— start Supplied records —

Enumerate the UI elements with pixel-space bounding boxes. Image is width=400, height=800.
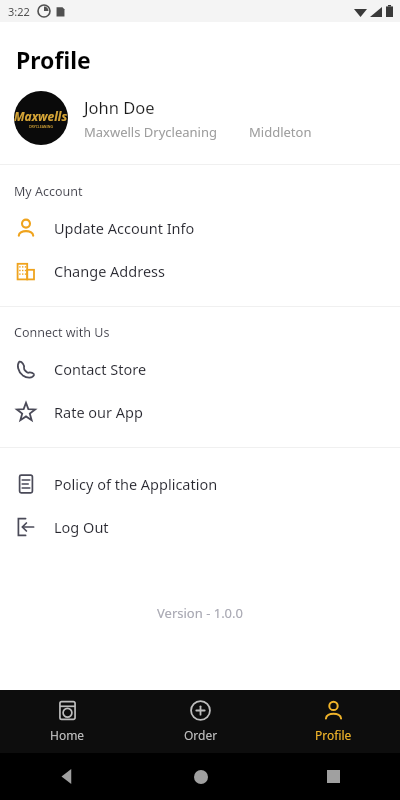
staticText: DRYCLEANING [29,124,53,129]
button[interactable]: Maxwells [0,91,400,145]
staticText: Rate our App [54,402,143,422]
staticText: Update Account Info [54,218,195,238]
staticText: Order [184,727,218,743]
button[interactable]: Log Out [0,505,400,548]
staticText: Profile [16,44,91,75]
button[interactable]: Contact Store [0,347,400,390]
other: Back [60,769,75,784]
button[interactable]: Order [134,690,267,753]
button[interactable]: Home [0,690,134,753]
button[interactable]: Update Account Info [0,206,400,249]
staticText: Profile [315,727,352,743]
staticText: Log Out [54,517,109,537]
staticText: My Account [14,183,83,200]
button[interactable]: Policy of the Application [0,462,400,505]
staticText: Maxwells Drycleaning [84,123,217,141]
button[interactable]: Profile [267,690,400,753]
staticText: Policy of the Application [54,474,218,494]
button[interactable]: Rate our App [0,390,400,433]
staticText: Home [50,727,85,743]
staticText: Middleton [249,123,312,141]
button[interactable]: Change Address [0,249,400,292]
staticText: Change Address [54,261,165,281]
staticText: 3:22 [8,4,30,19]
staticText: Version - 1.0.0 [0,604,400,622]
staticText: John Doe [84,96,155,118]
staticText: Contact Store [54,359,147,379]
other: Home [194,770,208,784]
staticText: Connect with Us [14,324,110,341]
staticText: Maxwells [14,108,68,124]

— end Supplied records —

- **Problem to solve**: Copy out word for word the rows that begin with the line containing "staticText: DRYCLEANING [29,124,53,129]" and end with the line containing "staticText: Version - 1.0.0 [0,604,400,622]", including both of those lines.

- **The answer**:
staticText: DRYCLEANING [29,124,53,129]
button[interactable]: Maxwells [0,91,400,145]
staticText: Rate our App [54,402,143,422]
staticText: Update Account Info [54,218,195,238]
staticText: Order [184,727,218,743]
button[interactable]: Log Out [0,505,400,548]
staticText: Profile [16,44,91,75]
button[interactable]: Contact Store [0,347,400,390]
other: Back [60,769,75,784]
button[interactable]: Order [134,690,267,753]
button[interactable]: Home [0,690,134,753]
button[interactable]: Update Account Info [0,206,400,249]
staticText: Profile [315,727,352,743]
staticText: Log Out [54,517,109,537]
staticText: My Account [14,183,83,200]
button[interactable]: Policy of the Application [0,462,400,505]
staticText: Maxwells Drycleaning [84,123,217,141]
button[interactable]: Profile [267,690,400,753]
staticText: Policy of the Application [54,474,218,494]
button[interactable]: Rate our App [0,390,400,433]
staticText: Home [50,727,85,743]
staticText: Middleton [249,123,312,141]
button[interactable]: Change Address [0,249,400,292]
staticText: Change Address [54,261,165,281]
staticText: 3:22 [8,4,30,19]
staticText: Version - 1.0.0 [0,604,400,622]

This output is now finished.